Output the material below in its entirety, exactly as given.

begin Available data

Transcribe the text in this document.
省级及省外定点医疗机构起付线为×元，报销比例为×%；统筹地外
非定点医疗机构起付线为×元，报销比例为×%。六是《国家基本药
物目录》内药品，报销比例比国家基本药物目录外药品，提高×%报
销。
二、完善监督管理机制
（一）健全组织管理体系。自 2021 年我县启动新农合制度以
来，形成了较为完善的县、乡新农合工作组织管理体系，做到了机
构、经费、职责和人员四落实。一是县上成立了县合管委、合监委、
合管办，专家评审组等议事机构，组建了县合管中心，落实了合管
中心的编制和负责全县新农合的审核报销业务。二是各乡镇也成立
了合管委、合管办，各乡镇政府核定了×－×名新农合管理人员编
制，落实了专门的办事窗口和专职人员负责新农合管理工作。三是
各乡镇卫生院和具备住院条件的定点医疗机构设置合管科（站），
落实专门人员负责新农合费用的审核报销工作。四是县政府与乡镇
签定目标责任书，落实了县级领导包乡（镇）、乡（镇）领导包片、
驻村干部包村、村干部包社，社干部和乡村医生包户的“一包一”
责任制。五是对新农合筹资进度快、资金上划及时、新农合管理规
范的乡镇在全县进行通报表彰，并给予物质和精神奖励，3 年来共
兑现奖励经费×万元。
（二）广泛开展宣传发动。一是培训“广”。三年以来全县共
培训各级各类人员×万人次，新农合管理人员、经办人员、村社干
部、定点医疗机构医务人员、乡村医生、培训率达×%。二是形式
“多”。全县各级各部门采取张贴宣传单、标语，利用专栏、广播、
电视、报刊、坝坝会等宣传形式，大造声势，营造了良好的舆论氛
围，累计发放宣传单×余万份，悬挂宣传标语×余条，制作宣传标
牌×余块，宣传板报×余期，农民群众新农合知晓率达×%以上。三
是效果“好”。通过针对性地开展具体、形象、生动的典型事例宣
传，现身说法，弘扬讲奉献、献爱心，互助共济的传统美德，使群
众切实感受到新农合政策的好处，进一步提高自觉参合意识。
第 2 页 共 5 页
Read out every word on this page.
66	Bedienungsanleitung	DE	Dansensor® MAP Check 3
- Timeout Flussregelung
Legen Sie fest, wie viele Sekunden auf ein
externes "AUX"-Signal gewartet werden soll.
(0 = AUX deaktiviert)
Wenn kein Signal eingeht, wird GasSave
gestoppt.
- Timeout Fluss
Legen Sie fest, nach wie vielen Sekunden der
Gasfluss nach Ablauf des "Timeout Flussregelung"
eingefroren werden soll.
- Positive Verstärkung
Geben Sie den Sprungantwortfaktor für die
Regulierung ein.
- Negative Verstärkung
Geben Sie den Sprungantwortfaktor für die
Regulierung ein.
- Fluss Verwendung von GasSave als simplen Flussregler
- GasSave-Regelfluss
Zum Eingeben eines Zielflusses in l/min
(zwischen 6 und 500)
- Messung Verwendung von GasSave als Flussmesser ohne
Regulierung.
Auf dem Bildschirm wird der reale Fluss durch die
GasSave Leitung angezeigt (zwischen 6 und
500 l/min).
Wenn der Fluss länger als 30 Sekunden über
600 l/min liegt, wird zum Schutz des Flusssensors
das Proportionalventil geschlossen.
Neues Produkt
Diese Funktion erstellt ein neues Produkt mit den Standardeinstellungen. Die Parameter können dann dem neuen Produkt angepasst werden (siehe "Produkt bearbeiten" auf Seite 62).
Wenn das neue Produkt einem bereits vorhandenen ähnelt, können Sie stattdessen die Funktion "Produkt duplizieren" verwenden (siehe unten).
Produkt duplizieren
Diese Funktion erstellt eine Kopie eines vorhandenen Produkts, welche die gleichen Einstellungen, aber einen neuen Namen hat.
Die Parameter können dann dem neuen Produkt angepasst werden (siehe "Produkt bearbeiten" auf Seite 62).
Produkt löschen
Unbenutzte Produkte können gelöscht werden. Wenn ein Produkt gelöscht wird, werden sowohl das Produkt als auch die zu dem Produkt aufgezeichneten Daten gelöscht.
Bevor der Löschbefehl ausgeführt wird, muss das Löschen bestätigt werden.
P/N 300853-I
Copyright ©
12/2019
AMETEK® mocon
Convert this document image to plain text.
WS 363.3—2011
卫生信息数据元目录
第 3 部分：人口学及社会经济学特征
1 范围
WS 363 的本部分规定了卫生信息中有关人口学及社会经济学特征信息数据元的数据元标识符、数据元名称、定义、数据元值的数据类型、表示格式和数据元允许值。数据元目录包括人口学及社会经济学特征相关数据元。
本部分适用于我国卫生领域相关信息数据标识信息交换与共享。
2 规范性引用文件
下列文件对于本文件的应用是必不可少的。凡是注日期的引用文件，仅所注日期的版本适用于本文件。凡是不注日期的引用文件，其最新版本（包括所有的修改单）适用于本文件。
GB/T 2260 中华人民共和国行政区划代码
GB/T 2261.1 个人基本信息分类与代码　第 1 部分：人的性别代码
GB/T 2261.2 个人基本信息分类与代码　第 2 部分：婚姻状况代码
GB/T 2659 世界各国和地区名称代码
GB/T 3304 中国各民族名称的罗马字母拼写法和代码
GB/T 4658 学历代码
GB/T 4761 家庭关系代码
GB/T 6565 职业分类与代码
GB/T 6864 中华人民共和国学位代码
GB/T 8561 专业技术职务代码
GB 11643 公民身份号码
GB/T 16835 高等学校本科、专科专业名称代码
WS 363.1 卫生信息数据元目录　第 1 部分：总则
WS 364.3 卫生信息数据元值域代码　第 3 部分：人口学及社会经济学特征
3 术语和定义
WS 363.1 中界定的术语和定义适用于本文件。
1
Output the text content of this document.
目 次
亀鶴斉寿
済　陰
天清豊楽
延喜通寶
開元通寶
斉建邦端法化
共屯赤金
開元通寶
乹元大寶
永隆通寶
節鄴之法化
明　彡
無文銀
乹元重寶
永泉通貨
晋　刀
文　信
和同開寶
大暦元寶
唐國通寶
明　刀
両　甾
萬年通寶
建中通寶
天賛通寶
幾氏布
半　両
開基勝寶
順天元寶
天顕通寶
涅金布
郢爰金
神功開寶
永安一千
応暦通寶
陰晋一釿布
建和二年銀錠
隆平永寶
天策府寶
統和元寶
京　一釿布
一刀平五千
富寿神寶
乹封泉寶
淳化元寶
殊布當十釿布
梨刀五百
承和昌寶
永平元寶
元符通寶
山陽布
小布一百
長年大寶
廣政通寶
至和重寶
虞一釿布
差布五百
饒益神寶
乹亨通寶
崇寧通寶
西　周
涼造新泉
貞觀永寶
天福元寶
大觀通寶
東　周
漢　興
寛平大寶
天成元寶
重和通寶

end Available data

> [Solution for this task]:
Transcribe the text in this document.
省级及省外定点医疗机构起付线为×元，报销比例为×%；统筹地外
非定点医疗机构起付线为×元，报销比例为×%。六是《国家基本药
物目录》内药品，报销比例比国家基本药物目录外药品，提高×%报
销。
二、完善监督管理机制
（一）健全组织管理体系。自 2021 年我县启动新农合制度以
来，形成了较为完善的县、乡新农合工作组织管理体系，做到了机
构、经费、职责和人员四落实。一是县上成立了县合管委、合监委、
合管办，专家评审组等议事机构，组建了县合管中心，落实了合管
中心的编制和负责全县新农合的审核报销业务。二是各乡镇也成立
了合管委、合管办，各乡镇政府核定了×－×名新农合管理人员编
制，落实了专门的办事窗口和专职人员负责新农合管理工作。三是
各乡镇卫生院和具备住院条件的定点医疗机构设置合管科（站），
落实专门人员负责新农合费用的审核报销工作。四是县政府与乡镇
签定目标责任书，落实了县级领导包乡（镇）、乡（镇）领导包片、
驻村干部包村、村干部包社，社干部和乡村医生包户的“一包一”
责任制。五是对新农合筹资进度快、资金上划及时、新农合管理规
范的乡镇在全县进行通报表彰，并给予物质和精神奖励，3 年来共
兑现奖励经费×万元。
（二）广泛开展宣传发动。一是培训“广”。三年以来全县共
培训各级各类人员×万人次，新农合管理人员、经办人员、村社干
部、定点医疗机构医务人员、乡村医生、培训率达×%。二是形式
“多”。全县各级各部门采取张贴宣传单、标语，利用专栏、广播、
电视、报刊、坝坝会等宣传形式，大造声势，营造了良好的舆论氛
围，累计发放宣传单×余万份，悬挂宣传标语×余条，制作宣传标
牌×余块，宣传板报×余期，农民群众新农合知晓率达×%以上。三
是效果“好”。通过针对性地开展具体、形象、生动的典型事例宣
传，现身说法，弘扬讲奉献、献爱心，互助共济的传统美德，使群
众切实感受到新农合政策的好处，进一步提高自觉参合意识。
第 2 页 共 5 页
Read out every word on this page.
66	Bedienungsanleitung	DE	Dansensor® MAP Check 3
- Timeout Flussregelung
Legen Sie fest, wie viele Sekunden auf ein
externes "AUX"-Signal gewartet werden soll.
(0 = AUX deaktiviert)
Wenn kein Signal eingeht, wird GasSave
gestoppt.
- Timeout Fluss
Legen Sie fest, nach wie vielen Sekunden der
Gasfluss nach Ablauf des "Timeout Flussregelung"
eingefroren werden soll.
- Positive Verstärkung
Geben Sie den Sprungantwortfaktor für die
Regulierung ein.
- Negative Verstärkung
Geben Sie den Sprungantwortfaktor für die
Regulierung ein.
- Fluss Verwendung von GasSave als simplen Flussregler
- GasSave-Regelfluss
Zum Eingeben eines Zielflusses in l/min
(zwischen 6 und 500)
- Messung Verwendung von GasSave als Flussmesser ohne
Regulierung.
Auf dem Bildschirm wird der reale Fluss durch die
GasSave Leitung angezeigt (zwischen 6 und
500 l/min).
Wenn der Fluss länger als 30 Sekunden über
600 l/min liegt, wird zum Schutz des Flusssensors
das Proportionalventil geschlossen.
Neues Produkt
Diese Funktion erstellt ein neues Produkt mit den Standardeinstellungen. Die Parameter können dann dem neuen Produkt angepasst werden (siehe "Produkt bearbeiten" auf Seite 62).
Wenn das neue Produkt einem bereits vorhandenen ähnelt, können Sie stattdessen die Funktion "Produkt duplizieren" verwenden (siehe unten).
Produkt duplizieren
Diese Funktion erstellt eine Kopie eines vorhandenen Produkts, welche die gleichen Einstellungen, aber einen neuen Namen hat.
Die Parameter können dann dem neuen Produkt angepasst werden (siehe "Produkt bearbeiten" auf Seite 62).
Produkt löschen
Unbenutzte Produkte können gelöscht werden. Wenn ein Produkt gelöscht wird, werden sowohl das Produkt als auch die zu dem Produkt aufgezeichneten Daten gelöscht.
Bevor der Löschbefehl ausgeführt wird, muss das Löschen bestätigt werden.
P/N 300853-I
Copyright ©
12/2019
AMETEK® mocon
Convert this document image to plain text.
WS 363.3—2011
卫生信息数据元目录
第 3 部分：人口学及社会经济学特征
1 范围
WS 363 的本部分规定了卫生信息中有关人口学及社会经济学特征信息数据元的数据元标识符、数据元名称、定义、数据元值的数据类型、表示格式和数据元允许值。数据元目录包括人口学及社会经济学特征相关数据元。
本部分适用于我国卫生领域相关信息数据标识信息交换与共享。
2 规范性引用文件
下列文件对于本文件的应用是必不可少的。凡是注日期的引用文件，仅所注日期的版本适用于本文件。凡是不注日期的引用文件，其最新版本（包括所有的修改单）适用于本文件。
GB/T 2260 中华人民共和国行政区划代码
GB/T 2261.1 个人基本信息分类与代码　第 1 部分：人的性别代码
GB/T 2261.2 个人基本信息分类与代码　第 2 部分：婚姻状况代码
GB/T 2659 世界各国和地区名称代码
GB/T 3304 中国各民族名称的罗马字母拼写法和代码
GB/T 4658 学历代码
GB/T 4761 家庭关系代码
GB/T 6565 职业分类与代码
GB/T 6864 中华人民共和国学位代码
GB/T 8561 专业技术职务代码
GB 11643 公民身份号码
GB/T 16835 高等学校本科、专科专业名称代码
WS 363.1 卫生信息数据元目录　第 1 部分：总则
WS 364.3 卫生信息数据元值域代码　第 3 部分：人口学及社会经济学特征
3 术语和定义
WS 363.1 中界定的术语和定义适用于本文件。
1
Output the text content of this document.
目 次
亀鶴斉寿
済　陰
天清豊楽
延喜通寶
開元通寶
斉建邦端法化
共屯赤金
開元通寶
乹元大寶
永隆通寶
節鄴之法化
明　彡
無文銀
乹元重寶
永泉通貨
晋　刀
文　信
和同開寶
大暦元寶
唐國通寶
明　刀
両　甾
萬年通寶
建中通寶
天賛通寶
幾氏布
半　両
開基勝寶
順天元寶
天顕通寶
涅金布
郢爰金
神功開寶
永安一千
応暦通寶
陰晋一釿布
建和二年銀錠
隆平永寶
天策府寶
統和元寶
京　一釿布
一刀平五千
富寿神寶
乹封泉寶
淳化元寶
殊布當十釿布
梨刀五百
承和昌寶
永平元寶
元符通寶
山陽布
小布一百
長年大寶
廣政通寶
至和重寶
虞一釿布
差布五百
饒益神寶
乹亨通寶
崇寧通寶
西　周
涼造新泉
貞觀永寶
天福元寶
大觀通寶
東　周
漢　興
寛平大寶
天成元寶
重和通寶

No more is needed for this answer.